_INSTRUCTION:_
Retype all of the data. Every line must match exactly.
>> Begin STORED RECORDS
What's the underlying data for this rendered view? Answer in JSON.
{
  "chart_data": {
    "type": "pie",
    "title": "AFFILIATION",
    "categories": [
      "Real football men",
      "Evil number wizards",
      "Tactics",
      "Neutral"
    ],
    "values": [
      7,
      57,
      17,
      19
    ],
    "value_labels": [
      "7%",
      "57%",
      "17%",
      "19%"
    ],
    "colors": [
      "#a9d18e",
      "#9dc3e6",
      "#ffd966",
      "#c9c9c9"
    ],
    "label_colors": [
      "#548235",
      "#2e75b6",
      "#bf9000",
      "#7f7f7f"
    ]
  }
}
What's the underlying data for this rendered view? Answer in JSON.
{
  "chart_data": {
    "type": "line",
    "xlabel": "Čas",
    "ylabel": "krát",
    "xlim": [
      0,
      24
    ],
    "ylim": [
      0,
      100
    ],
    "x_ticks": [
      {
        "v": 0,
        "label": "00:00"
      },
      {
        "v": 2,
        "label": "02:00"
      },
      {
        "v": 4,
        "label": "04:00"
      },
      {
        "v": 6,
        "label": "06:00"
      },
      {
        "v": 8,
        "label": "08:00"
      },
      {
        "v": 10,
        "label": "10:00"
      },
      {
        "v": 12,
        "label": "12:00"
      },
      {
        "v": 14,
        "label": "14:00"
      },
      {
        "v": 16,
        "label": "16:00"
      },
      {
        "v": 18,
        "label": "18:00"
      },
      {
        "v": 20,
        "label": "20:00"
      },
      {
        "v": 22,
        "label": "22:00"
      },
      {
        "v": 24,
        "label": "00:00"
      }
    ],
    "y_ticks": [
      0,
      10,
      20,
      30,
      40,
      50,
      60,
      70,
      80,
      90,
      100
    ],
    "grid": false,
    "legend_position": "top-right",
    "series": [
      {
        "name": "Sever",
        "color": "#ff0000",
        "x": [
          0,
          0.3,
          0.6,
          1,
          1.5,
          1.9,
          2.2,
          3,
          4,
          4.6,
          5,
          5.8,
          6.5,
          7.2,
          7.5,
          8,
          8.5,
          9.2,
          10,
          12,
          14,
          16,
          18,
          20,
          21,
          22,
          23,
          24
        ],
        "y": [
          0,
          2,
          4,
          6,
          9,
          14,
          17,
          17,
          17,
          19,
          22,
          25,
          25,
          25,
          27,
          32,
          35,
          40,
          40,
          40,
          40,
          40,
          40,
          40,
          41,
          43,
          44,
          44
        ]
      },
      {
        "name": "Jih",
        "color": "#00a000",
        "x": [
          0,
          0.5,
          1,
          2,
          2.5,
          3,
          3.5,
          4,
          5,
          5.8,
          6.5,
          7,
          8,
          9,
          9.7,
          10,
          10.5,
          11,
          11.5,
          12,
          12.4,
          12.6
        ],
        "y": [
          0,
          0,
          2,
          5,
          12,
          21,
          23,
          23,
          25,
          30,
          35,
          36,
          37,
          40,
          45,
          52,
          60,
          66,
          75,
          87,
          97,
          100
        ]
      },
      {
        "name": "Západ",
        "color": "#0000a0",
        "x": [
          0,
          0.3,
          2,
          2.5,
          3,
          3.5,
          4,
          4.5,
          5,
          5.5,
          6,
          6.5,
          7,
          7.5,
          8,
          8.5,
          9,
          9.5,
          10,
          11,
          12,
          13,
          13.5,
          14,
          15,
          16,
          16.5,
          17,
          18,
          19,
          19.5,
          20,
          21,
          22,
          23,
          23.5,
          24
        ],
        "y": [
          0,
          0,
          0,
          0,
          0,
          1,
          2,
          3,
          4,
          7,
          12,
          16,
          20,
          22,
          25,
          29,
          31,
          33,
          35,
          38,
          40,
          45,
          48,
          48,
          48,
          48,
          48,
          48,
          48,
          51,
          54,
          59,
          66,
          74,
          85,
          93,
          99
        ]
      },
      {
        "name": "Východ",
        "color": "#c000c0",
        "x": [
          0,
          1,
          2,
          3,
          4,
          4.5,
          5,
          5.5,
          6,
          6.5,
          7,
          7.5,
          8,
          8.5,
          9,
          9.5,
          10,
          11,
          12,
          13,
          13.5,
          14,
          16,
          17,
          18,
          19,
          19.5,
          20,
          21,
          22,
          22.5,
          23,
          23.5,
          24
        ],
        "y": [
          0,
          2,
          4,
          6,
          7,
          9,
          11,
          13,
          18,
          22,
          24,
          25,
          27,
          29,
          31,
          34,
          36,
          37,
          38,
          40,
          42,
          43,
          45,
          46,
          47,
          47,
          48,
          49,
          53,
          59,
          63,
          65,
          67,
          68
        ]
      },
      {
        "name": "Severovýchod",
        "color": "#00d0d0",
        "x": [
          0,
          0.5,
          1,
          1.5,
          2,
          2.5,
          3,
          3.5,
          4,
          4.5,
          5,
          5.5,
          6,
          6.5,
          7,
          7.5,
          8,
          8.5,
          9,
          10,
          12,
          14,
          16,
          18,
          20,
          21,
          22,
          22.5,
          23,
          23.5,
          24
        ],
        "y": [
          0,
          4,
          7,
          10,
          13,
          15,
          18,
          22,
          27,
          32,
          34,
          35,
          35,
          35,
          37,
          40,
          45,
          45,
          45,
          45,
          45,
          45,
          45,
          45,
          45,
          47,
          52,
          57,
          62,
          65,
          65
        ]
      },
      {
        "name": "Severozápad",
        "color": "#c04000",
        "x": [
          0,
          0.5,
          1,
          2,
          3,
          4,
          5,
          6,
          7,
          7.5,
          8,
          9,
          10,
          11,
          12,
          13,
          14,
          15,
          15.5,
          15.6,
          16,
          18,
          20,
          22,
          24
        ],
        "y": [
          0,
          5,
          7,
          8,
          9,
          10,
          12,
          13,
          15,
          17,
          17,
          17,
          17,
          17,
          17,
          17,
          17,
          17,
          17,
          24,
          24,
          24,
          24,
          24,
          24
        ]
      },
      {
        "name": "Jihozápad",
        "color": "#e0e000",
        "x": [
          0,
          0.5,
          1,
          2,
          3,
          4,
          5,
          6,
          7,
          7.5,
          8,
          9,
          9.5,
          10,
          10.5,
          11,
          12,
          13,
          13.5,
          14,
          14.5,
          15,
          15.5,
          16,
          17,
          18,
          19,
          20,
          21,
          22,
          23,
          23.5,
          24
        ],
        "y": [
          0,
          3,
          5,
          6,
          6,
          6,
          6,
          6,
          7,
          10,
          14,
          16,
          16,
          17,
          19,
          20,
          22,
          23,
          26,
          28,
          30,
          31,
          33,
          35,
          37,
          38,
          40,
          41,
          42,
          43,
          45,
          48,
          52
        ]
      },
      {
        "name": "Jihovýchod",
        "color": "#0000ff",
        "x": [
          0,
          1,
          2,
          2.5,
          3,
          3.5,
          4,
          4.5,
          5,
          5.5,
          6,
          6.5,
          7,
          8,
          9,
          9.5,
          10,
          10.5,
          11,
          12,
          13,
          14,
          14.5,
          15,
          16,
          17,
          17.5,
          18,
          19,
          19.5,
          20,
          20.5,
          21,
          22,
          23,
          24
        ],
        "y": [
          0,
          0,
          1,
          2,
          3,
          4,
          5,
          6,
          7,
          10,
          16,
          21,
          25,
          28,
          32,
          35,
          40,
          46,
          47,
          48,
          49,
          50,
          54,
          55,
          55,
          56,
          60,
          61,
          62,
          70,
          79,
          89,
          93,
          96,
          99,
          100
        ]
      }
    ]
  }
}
>> End STORED RECORDS
_TASK RESULT:_
What's the underlying data for this rendered view? Answer in JSON.
{
  "chart_data": {
    "type": "pie",
    "title": "AFFILIATION",
    "categories": [
      "Real football men",
      "Evil number wizards",
      "Tactics",
      "Neutral"
    ],
    "values": [
      7,
      57,
      17,
      19
    ],
    "value_labels": [
      "7%",
      "57%",
      "17%",
      "19%"
    ],
    "colors": [
      "#a9d18e",
      "#9dc3e6",
      "#ffd966",
      "#c9c9c9"
    ],
    "label_colors": [
      "#548235",
      "#2e75b6",
      "#bf9000",
      "#7f7f7f"
    ]
  }
}
What's the underlying data for this rendered view? Answer in JSON.
{
  "chart_data": {
    "type": "line",
    "xlabel": "Čas",
    "ylabel": "krát",
    "xlim": [
      0,
      24
    ],
    "ylim": [
      0,
      100
    ],
    "x_ticks": [
      {
        "v": 0,
        "label": "00:00"
      },
      {
        "v": 2,
        "label": "02:00"
      },
      {
        "v": 4,
        "label": "04:00"
      },
      {
        "v": 6,
        "label": "06:00"
      },
      {
        "v": 8,
        "label": "08:00"
      },
      {
        "v": 10,
        "label": "10:00"
      },
      {
        "v": 12,
        "label": "12:00"
      },
      {
        "v": 14,
        "label": "14:00"
      },
      {
        "v": 16,
        "label": "16:00"
      },
      {
        "v": 18,
        "label": "18:00"
      },
      {
        "v": 20,
        "label": "20:00"
      },
      {
        "v": 22,
        "label": "22:00"
      },
      {
        "v": 24,
        "label": "00:00"
      }
    ],
    "y_ticks": [
      0,
      10,
      20,
      30,
      40,
      50,
      60,
      70,
      80,
      90,
      100
    ],
    "grid": false,
    "legend_position": "top-right",
    "series": [
      {
        "name": "Sever",
        "color": "#ff0000",
        "x": [
          0,
          0.3,
          0.6,
          1,
          1.5,
          1.9,
          2.2,
          3,
          4,
          4.6,
          5,
          5.8,
          6.5,
          7.2,
          7.5,
          8,
          8.5,
          9.2,
          10,
          12,
          14,
          16,
          18,
          20,
          21,
          22,
          23,
          24
        ],
        "y": [
          0,
          2,
          4,
          6,
          9,
          14,
          17,
          17,
          17,
          19,
          22,
          25,
          25,
          25,
          27,
          32,
          35,
          40,
          40,
          40,
          40,
          40,
          40,
          40,
          41,
          43,
          44,
          44
        ]
      },
      {
        "name": "Jih",
        "color": "#00a000",
        "x": [
          0,
          0.5,
          1,
          2,
          2.5,
          3,
          3.5,
          4,
          5,
          5.8,
          6.5,
          7,
          8,
          9,
          9.7,
          10,
          10.5,
          11,
          11.5,
          12,
          12.4,
          12.6
        ],
        "y": [
          0,
          0,
          2,
          5,
          12,
          21,
          23,
          23,
          25,
          30,
          35,
          36,
          37,
          40,
          45,
          52,
          60,
          66,
          75,
          87,
          97,
          100
        ]
      },
      {
        "name": "Západ",
        "color": "#0000a0",
        "x": [
          0,
          0.3,
          2,
          2.5,
          3,
          3.5,
          4,
          4.5,
          5,
          5.5,
          6,
          6.5,
          7,
          7.5,
          8,
          8.5,
          9,
          9.5,
          10,
          11,
          12,
          13,
          13.5,
          14,
          15,
          16,
          16.5,
          17,
          18,
          19,
          19.5,
          20,
          21,
          22,
          23,
          23.5,
          24
        ],
        "y": [
          0,
          0,
          0,
          0,
          0,
          1,
          2,
          3,
          4,
          7,
          12,
          16,
          20,
          22,
          25,
          29,
          31,
          33,
          35,
          38,
          40,
          45,
          48,
          48,
          48,
          48,
          48,
          48,
          48,
          51,
          54,
          59,
          66,
          74,
          85,
          93,
          99
        ]
      },
      {
        "name": "Východ",
        "color": "#c000c0",
        "x": [
          0,
          1,
          2,
          3,
          4,
          4.5,
          5,
          5.5,
          6,
          6.5,
          7,
          7.5,
          8,
          8.5,
          9,
          9.5,
          10,
          11,
          12,
          13,
          13.5,
          14,
          16,
          17,
          18,
          19,
          19.5,
          20,
          21,
          22,
          22.5,
          23,
          23.5,
          24
        ],
        "y": [
          0,
          2,
          4,
          6,
          7,
          9,
          11,
          13,
          18,
          22,
          24,
          25,
          27,
          29,
          31,
          34,
          36,
          37,
          38,
          40,
          42,
          43,
          45,
          46,
          47,
          47,
          48,
          49,
          53,
          59,
          63,
          65,
          67,
          68
        ]
      },
      {
        "name": "Severovýchod",
        "color": "#00d0d0",
        "x": [
          0,
          0.5,
          1,
          1.5,
          2,
          2.5,
          3,
          3.5,
          4,
          4.5,
          5,
          5.5,
          6,
          6.5,
          7,
          7.5,
          8,
          8.5,
          9,
          10,
          12,
          14,
          16,
          18,
          20,
          21,
          22,
          22.5,
          23,
          23.5,
          24
        ],
        "y": [
          0,
          4,
          7,
          10,
          13,
          15,
          18,
          22,
          27,
          32,
          34,
          35,
          35,
          35,
          37,
          40,
          45,
          45,
          45,
          45,
          45,
          45,
          45,
          45,
          45,
          47,
          52,
          57,
          62,
          65,
          65
        ]
      },
      {
        "name": "Severozápad",
        "color": "#c04000",
        "x": [
          0,
          0.5,
          1,
          2,
          3,
          4,
          5,
          6,
          7,
          7.5,
          8,
          9,
          10,
          11,
          12,
          13,
          14,
          15,
          15.5,
          15.6,
          16,
          18,
          20,
          22,
          24
        ],
        "y": [
          0,
          5,
          7,
          8,
          9,
          10,
          12,
          13,
          15,
          17,
          17,
          17,
          17,
          17,
          17,
          17,
          17,
          17,
          17,
          24,
          24,
          24,
          24,
          24,
          24
        ]
      },
      {
        "name": "Jihozápad",
        "color": "#e0e000",
        "x": [
          0,
          0.5,
          1,
          2,
          3,
          4,
          5,
          6,
          7,
          7.5,
          8,
          9,
          9.5,
          10,
          10.5,
          11,
          12,
          13,
          13.5,
          14,
          14.5,
          15,
          15.5,
          16,
          17,
          18,
          19,
          20,
          21,
          22,
          23,
          23.5,
          24
        ],
        "y": [
          0,
          3,
          5,
          6,
          6,
          6,
          6,
          6,
          7,
          10,
          14,
          16,
          16,
          17,
          19,
          20,
          22,
          23,
          26,
          28,
          30,
          31,
          33,
          35,
          37,
          38,
          40,
          41,
          42,
          43,
          45,
          48,
          52
        ]
      },
      {
        "name": "Jihovýchod",
        "color": "#0000ff",
        "x": [
          0,
          1,
          2,
          2.5,
          3,
          3.5,
          4,
          4.5,
          5,
          5.5,
          6,
          6.5,
          7,
          8,
          9,
          9.5,
          10,
          10.5,
          11,
          12,
          13,
          14,
          14.5,
          15,
          16,
          17,
          17.5,
          18,
          19,
          19.5,
          20,
          20.5,
          21,
          22,
          23,
          24
        ],
        "y": [
          0,
          0,
          1,
          2,
          3,
          4,
          5,
          6,
          7,
          10,
          16,
          21,
          25,
          28,
          32,
          35,
          40,
          46,
          47,
          48,
          49,
          50,
          54,
          55,
          55,
          56,
          60,
          61,
          62,
          70,
          79,
          89,
          93,
          96,
          99,
          100
        ]
      }
    ]
  }
}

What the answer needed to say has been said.